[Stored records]

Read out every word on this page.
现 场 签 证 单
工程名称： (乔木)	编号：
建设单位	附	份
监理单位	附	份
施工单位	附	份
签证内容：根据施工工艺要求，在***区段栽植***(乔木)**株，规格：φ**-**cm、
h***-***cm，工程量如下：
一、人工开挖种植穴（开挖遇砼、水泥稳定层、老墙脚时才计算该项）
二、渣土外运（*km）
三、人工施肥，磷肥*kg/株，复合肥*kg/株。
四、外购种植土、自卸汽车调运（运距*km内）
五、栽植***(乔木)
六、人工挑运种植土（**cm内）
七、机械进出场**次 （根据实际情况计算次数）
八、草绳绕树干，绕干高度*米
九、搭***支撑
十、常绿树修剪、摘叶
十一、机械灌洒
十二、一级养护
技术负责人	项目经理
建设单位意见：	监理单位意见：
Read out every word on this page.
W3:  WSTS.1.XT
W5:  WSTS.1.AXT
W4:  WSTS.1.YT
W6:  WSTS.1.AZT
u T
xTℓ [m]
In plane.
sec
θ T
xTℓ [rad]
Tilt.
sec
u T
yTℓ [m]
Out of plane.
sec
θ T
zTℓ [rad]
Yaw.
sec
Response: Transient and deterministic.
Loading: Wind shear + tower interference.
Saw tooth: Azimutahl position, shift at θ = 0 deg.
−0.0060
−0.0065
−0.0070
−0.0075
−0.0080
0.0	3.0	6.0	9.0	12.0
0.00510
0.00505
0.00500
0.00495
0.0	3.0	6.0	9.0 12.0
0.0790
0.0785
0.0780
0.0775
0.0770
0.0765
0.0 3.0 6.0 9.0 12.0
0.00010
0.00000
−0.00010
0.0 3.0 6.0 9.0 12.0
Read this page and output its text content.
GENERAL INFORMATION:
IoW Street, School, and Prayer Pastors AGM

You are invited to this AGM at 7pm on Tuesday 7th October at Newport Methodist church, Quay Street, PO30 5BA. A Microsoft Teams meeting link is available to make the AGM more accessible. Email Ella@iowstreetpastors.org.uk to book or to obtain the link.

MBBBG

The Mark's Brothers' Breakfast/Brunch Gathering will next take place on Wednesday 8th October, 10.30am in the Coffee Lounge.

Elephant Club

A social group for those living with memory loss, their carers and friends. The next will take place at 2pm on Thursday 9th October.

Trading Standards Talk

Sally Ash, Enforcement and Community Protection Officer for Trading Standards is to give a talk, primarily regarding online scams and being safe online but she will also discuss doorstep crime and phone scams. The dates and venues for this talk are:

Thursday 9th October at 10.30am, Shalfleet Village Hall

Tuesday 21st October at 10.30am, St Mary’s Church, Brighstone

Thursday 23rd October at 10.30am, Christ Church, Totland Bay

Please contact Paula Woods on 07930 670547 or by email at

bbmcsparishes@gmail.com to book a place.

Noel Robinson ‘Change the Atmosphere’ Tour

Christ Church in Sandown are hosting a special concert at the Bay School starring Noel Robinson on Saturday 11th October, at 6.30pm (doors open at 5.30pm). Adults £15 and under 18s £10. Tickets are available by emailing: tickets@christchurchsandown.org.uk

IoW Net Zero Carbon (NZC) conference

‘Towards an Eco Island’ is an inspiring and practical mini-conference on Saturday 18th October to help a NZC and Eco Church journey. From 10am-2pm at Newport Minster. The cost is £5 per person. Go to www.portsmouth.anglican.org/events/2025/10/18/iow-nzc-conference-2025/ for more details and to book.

== What you are asked to do ==
Find every line in the records that contains the word "Standards"; copy those lines.

== Reply to the exercise ==
Trading Standards Talk
Sally Ash, Enforcement and Community Protection Officer for Trading Standards is to give a talk, primarily regarding online scams and being safe online but she will also discuss doorstep crime and phone scams. The dates and venues for this talk are:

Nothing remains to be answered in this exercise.